Stored dataset items:
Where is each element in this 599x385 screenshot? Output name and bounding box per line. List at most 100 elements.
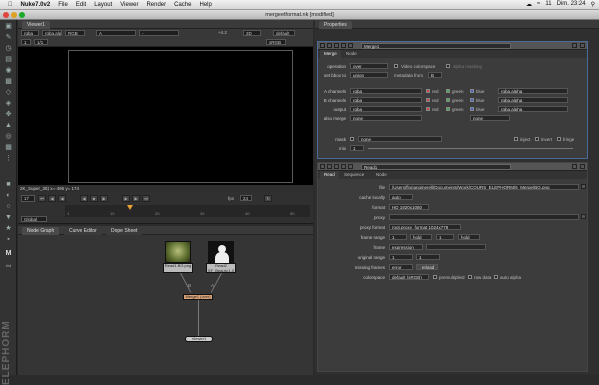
frame-expression-field[interactable]	[426, 244, 486, 250]
menu-edit[interactable]: Edit	[76, 2, 86, 8]
menu-help[interactable]: Help	[199, 2, 211, 8]
metadata-tool-icon[interactable]: ▦	[3, 143, 14, 152]
global-range-dropdown[interactable]: Global	[21, 216, 47, 222]
first-frame-button[interactable]: ◀	[48, 195, 56, 202]
collapse-icon[interactable]	[320, 43, 325, 48]
a-blue-checkbox[interactable]	[470, 89, 474, 93]
merge-tool-icon[interactable]: ◈	[3, 99, 14, 108]
out-green-checkbox[interactable]	[446, 107, 450, 111]
wifi-icon[interactable]: ≈	[537, 1, 540, 8]
mix-field[interactable]: 1	[350, 145, 364, 151]
frame-range-before-mode[interactable]: hold	[410, 234, 432, 240]
colorspace-dropdown[interactable]: default (sRGB)	[389, 274, 429, 280]
time-tool-icon[interactable]: ◷	[3, 44, 14, 53]
frame-range-start[interactable]: 1	[389, 234, 407, 240]
b-channels-dropdown[interactable]: rgba	[350, 97, 422, 103]
keyer-tool-icon[interactable]: ◇	[3, 88, 14, 97]
viewer1-node[interactable]: Viewer1	[185, 336, 213, 342]
image-tool-icon[interactable]: ▣	[3, 22, 14, 31]
collapse-icon[interactable]	[320, 164, 325, 169]
raw-data-checkbox[interactable]	[468, 275, 472, 279]
node-graph-canvas[interactable]: Read1 BG.png Read2 SF_Beauty.1.0 B A Mer…	[18, 235, 313, 375]
missing-frames-dropdown[interactable]: error	[389, 264, 413, 270]
channels-dropdown[interactable]: rgba	[21, 30, 39, 36]
merge-node-name[interactable]: Merge1	[361, 43, 511, 49]
output-dropdown[interactable]: rgba	[350, 106, 422, 112]
node-color-icon[interactable]	[334, 43, 339, 48]
tab-dope-sheet[interactable]: Dope Sheet	[106, 227, 143, 235]
folder-icon[interactable]	[581, 214, 586, 219]
input-b-dropdown[interactable]: -	[139, 30, 179, 36]
redo-icon[interactable]	[348, 43, 353, 48]
menu-cache[interactable]: Cache	[174, 2, 191, 8]
timeline-ruler[interactable]: 1 10 20 30 40 50	[65, 205, 310, 217]
ratio-field[interactable]: 1/1	[34, 39, 48, 45]
prev-key-button[interactable]: ⏮	[38, 195, 46, 202]
folder-icon[interactable]	[581, 184, 586, 189]
read1-thumbnail[interactable]	[165, 241, 191, 263]
read2-thumbnail[interactable]	[208, 241, 234, 263]
filter-tool-icon[interactable]: ▩	[3, 77, 14, 86]
fps-field[interactable]: 24	[240, 195, 252, 201]
float-icon[interactable]	[327, 43, 332, 48]
lut-dropdown[interactable]: sRGB	[266, 39, 286, 45]
next-key-button[interactable]: ⏭	[142, 195, 150, 202]
out-alpha-dropdown[interactable]: rgba.alpha	[498, 106, 568, 112]
close-window-button[interactable]	[3, 12, 9, 18]
play-back-button[interactable]: ◀	[80, 195, 88, 202]
alpha-masking-checkbox[interactable]	[446, 64, 450, 68]
b-alpha-dropdown[interactable]: rgba.alpha	[498, 97, 568, 103]
tab-node[interactable]: Node	[372, 171, 391, 179]
tab-merge[interactable]: Merge	[320, 50, 341, 58]
step-back-button[interactable]: ◀	[58, 195, 66, 202]
mask-dropdown[interactable]: none	[358, 136, 442, 142]
particles-tool-icon[interactable]: ⋮	[3, 154, 14, 163]
last-frame-button[interactable]: ▶	[132, 195, 140, 202]
colorspace-dropdown[interactable]: RGB	[65, 30, 85, 36]
invert-checkbox[interactable]	[535, 137, 539, 141]
status-icon[interactable]: ☁	[526, 1, 532, 8]
read2-node[interactable]: Read2 SF_Beauty.1.0	[206, 263, 236, 273]
menu-layout[interactable]: Layout	[94, 2, 112, 8]
alpha-dropdown[interactable]: rgba.alpha	[42, 30, 62, 36]
format-dropdown[interactable]: HD 1920x1080	[389, 204, 429, 210]
color-tool-icon[interactable]: ◉	[3, 66, 14, 75]
cache-dropdown[interactable]: auto	[389, 194, 413, 200]
proxy-format-dropdown[interactable]: root.proxy_format 1024x778	[389, 224, 461, 230]
b-red-checkbox[interactable]	[426, 98, 430, 102]
a-red-checkbox[interactable]	[426, 89, 430, 93]
video-colorspace-checkbox[interactable]	[394, 64, 398, 68]
mix-slider[interactable]	[368, 148, 573, 149]
input-a-dropdown[interactable]: A	[96, 30, 136, 36]
auto-alpha-checkbox[interactable]	[494, 275, 498, 279]
draw-tool-icon[interactable]: ✎	[3, 33, 14, 42]
menu-viewer[interactable]: Viewer	[120, 2, 138, 8]
tab-viewer1[interactable]: Viewer1	[22, 21, 50, 29]
views-tool-icon[interactable]: ◎	[3, 132, 14, 141]
undo-icon[interactable]	[341, 164, 346, 169]
minimize-window-button[interactable]	[11, 12, 17, 18]
b-blue-checkbox[interactable]	[470, 98, 474, 102]
out-red-checkbox[interactable]	[426, 107, 430, 111]
transform-tool-icon[interactable]: ✥	[3, 110, 14, 119]
operation-dropdown[interactable]: over	[350, 63, 388, 69]
menu-app-name[interactable]: Nuke7.0v2	[21, 2, 51, 8]
bbox-dropdown[interactable]: union	[350, 72, 388, 78]
out-blue-checkbox[interactable]	[470, 107, 474, 111]
furnace-tool-icon[interactable]: ◐	[3, 191, 14, 200]
tab-sequence[interactable]: Sequence	[340, 171, 368, 179]
menu-file[interactable]: File	[58, 2, 68, 8]
fringe-checkbox[interactable]	[557, 137, 561, 141]
help-icon[interactable]	[572, 43, 577, 48]
inject-checkbox[interactable]	[514, 137, 518, 141]
a-channels-dropdown[interactable]: rgba	[350, 88, 422, 94]
favorites-tool-icon[interactable]: ★	[3, 224, 14, 233]
b-green-checkbox[interactable]	[446, 98, 450, 102]
original-end-field[interactable]: 1	[416, 254, 440, 260]
also-merge-b-dropdown[interactable]: none	[470, 115, 510, 121]
toolsets-tool-icon[interactable]: ▼	[3, 213, 14, 222]
tab-node-graph[interactable]: Node Graph	[22, 227, 60, 235]
reload-button[interactable]: reload	[416, 264, 438, 270]
mode-dropdown[interactable]: 2D	[243, 30, 261, 36]
gizmo-tool-icon[interactable]: ▪	[3, 235, 14, 244]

[Goal]
Reproduce all of the records above verbatim, with the pictures omitted.

[Answer in full]
Where is each element in this 599x385 screenshot? Output name and bounding box per line. List at most 100 elements.
frame-expression-field[interactable]	[426, 244, 486, 250]
menu-edit[interactable]: Edit	[76, 2, 86, 8]
menu-help[interactable]: Help	[199, 2, 211, 8]
metadata-tool-icon[interactable]: ▦	[3, 143, 14, 152]
global-range-dropdown[interactable]: Global	[21, 216, 47, 222]
first-frame-button[interactable]: ◀	[48, 195, 56, 202]
collapse-icon[interactable]	[320, 43, 325, 48]
a-blue-checkbox[interactable]	[470, 89, 474, 93]
merge-tool-icon[interactable]: ◈	[3, 99, 14, 108]
out-green-checkbox[interactable]	[446, 107, 450, 111]
wifi-icon[interactable]: ≈	[537, 1, 540, 8]
mix-field[interactable]: 1	[350, 145, 364, 151]
frame-range-before-mode[interactable]: hold	[410, 234, 432, 240]
colorspace-dropdown[interactable]: default (sRGB)	[389, 274, 429, 280]
time-tool-icon[interactable]: ◷	[3, 44, 14, 53]
frame-range-start[interactable]: 1	[389, 234, 407, 240]
b-channels-dropdown[interactable]: rgba	[350, 97, 422, 103]
keyer-tool-icon[interactable]: ◇	[3, 88, 14, 97]
viewer1-node[interactable]: Viewer1	[185, 336, 213, 342]
image-tool-icon[interactable]: ▣	[3, 22, 14, 31]
collapse-icon[interactable]	[320, 164, 325, 169]
raw-data-checkbox[interactable]	[468, 275, 472, 279]
node-graph-canvas[interactable]: Read1 BG.png Read2 SF_Beauty.1.0 B A Mer…	[18, 235, 313, 375]
missing-frames-dropdown[interactable]: error	[389, 264, 413, 270]
channels-dropdown[interactable]: rgba	[21, 30, 39, 36]
merge-node-name[interactable]: Merge1	[361, 43, 511, 49]
output-dropdown[interactable]: rgba	[350, 106, 422, 112]
node-color-icon[interactable]	[334, 43, 339, 48]
tab-dope-sheet[interactable]: Dope Sheet	[106, 227, 143, 235]
folder-icon[interactable]	[581, 214, 586, 219]
input-b-dropdown[interactable]: -	[139, 30, 179, 36]
redo-icon[interactable]	[348, 43, 353, 48]
menu-cache[interactable]: Cache	[174, 2, 191, 8]
timeline-ruler[interactable]: 1 10 20 30 40 50	[65, 205, 310, 217]
ratio-field[interactable]: 1/1	[34, 39, 48, 45]
prev-key-button[interactable]: ⏮	[38, 195, 46, 202]
folder-icon[interactable]	[581, 184, 586, 189]
read1-thumbnail[interactable]	[165, 241, 191, 263]
read2-thumbnail[interactable]	[208, 241, 234, 263]
filter-tool-icon[interactable]: ▩	[3, 77, 14, 86]
fps-field[interactable]: 24	[240, 195, 252, 201]
float-icon[interactable]	[327, 43, 332, 48]
lut-dropdown[interactable]: sRGB	[266, 39, 286, 45]
next-key-button[interactable]: ⏭	[142, 195, 150, 202]
out-alpha-dropdown[interactable]: rgba.alpha	[498, 106, 568, 112]
close-window-button[interactable]	[3, 12, 9, 18]
play-back-button[interactable]: ◀	[80, 195, 88, 202]
alpha-masking-checkbox[interactable]	[446, 64, 450, 68]
b-alpha-dropdown[interactable]: rgba.alpha	[498, 97, 568, 103]
tab-node[interactable]: Node	[372, 171, 391, 179]
tab-merge[interactable]: Merge	[320, 50, 341, 58]
step-back-button[interactable]: ◀	[58, 195, 66, 202]
mask-dropdown[interactable]: none	[358, 136, 442, 142]
particles-tool-icon[interactable]: ⋮	[3, 154, 14, 163]
last-frame-button[interactable]: ▶	[132, 195, 140, 202]
colorspace-dropdown[interactable]: RGB	[65, 30, 85, 36]
invert-checkbox[interactable]	[535, 137, 539, 141]
status-icon[interactable]: ☁	[526, 1, 532, 8]
read2-node[interactable]: Read2 SF_Beauty.1.0	[206, 263, 236, 273]
menu-layout[interactable]: Layout	[94, 2, 112, 8]
alpha-dropdown[interactable]: rgba.alpha	[42, 30, 62, 36]
format-dropdown[interactable]: HD 1920x1080	[389, 204, 429, 210]
color-tool-icon[interactable]: ◉	[3, 66, 14, 75]
cache-dropdown[interactable]: auto	[389, 194, 413, 200]
proxy-format-dropdown[interactable]: root.proxy_format 1024x778	[389, 224, 461, 230]
b-red-checkbox[interactable]	[426, 98, 430, 102]
a-red-checkbox[interactable]	[426, 89, 430, 93]
video-colorspace-checkbox[interactable]	[394, 64, 398, 68]
mix-slider[interactable]	[368, 148, 573, 149]
input-a-dropdown[interactable]: A	[96, 30, 136, 36]
auto-alpha-checkbox[interactable]	[494, 275, 498, 279]
draw-tool-icon[interactable]: ✎	[3, 33, 14, 42]
menu-viewer[interactable]: Viewer	[120, 2, 138, 8]
tab-viewer1[interactable]: Viewer1	[22, 21, 50, 29]
views-tool-icon[interactable]: ◎	[3, 132, 14, 141]
undo-icon[interactable]	[341, 164, 346, 169]
minimize-window-button[interactable]	[11, 12, 17, 18]
b-blue-checkbox[interactable]	[470, 98, 474, 102]
out-red-checkbox[interactable]	[426, 107, 430, 111]
transform-tool-icon[interactable]: ✥	[3, 110, 14, 119]
operation-dropdown[interactable]: over	[350, 63, 388, 69]
menu-app-name[interactable]: Nuke7.0v2	[21, 2, 51, 8]
bbox-dropdown[interactable]: union	[350, 72, 388, 78]
out-blue-checkbox[interactable]	[470, 107, 474, 111]
furnace-tool-icon[interactable]: ◐	[3, 191, 14, 200]
tab-sequence[interactable]: Sequence	[340, 171, 368, 179]
menu-file[interactable]: File	[58, 2, 68, 8]
fringe-checkbox[interactable]	[557, 137, 561, 141]
help-icon[interactable]	[572, 43, 577, 48]
inject-checkbox[interactable]	[514, 137, 518, 141]
a-channels-dropdown[interactable]: rgba	[350, 88, 422, 94]
favorites-tool-icon[interactable]: ★	[3, 224, 14, 233]
b-green-checkbox[interactable]	[446, 98, 450, 102]
original-end-field[interactable]: 1	[416, 254, 440, 260]
also-merge-b-dropdown[interactable]: none	[470, 115, 510, 121]
toolsets-tool-icon[interactable]: ▼	[3, 213, 14, 222]
tab-node-graph[interactable]: Node Graph	[22, 227, 60, 235]
reload-button[interactable]: reload	[416, 264, 438, 270]
mode-dropdown[interactable]: 2D	[243, 30, 261, 36]
gizmo-tool-icon[interactable]: ▪	[3, 235, 14, 244]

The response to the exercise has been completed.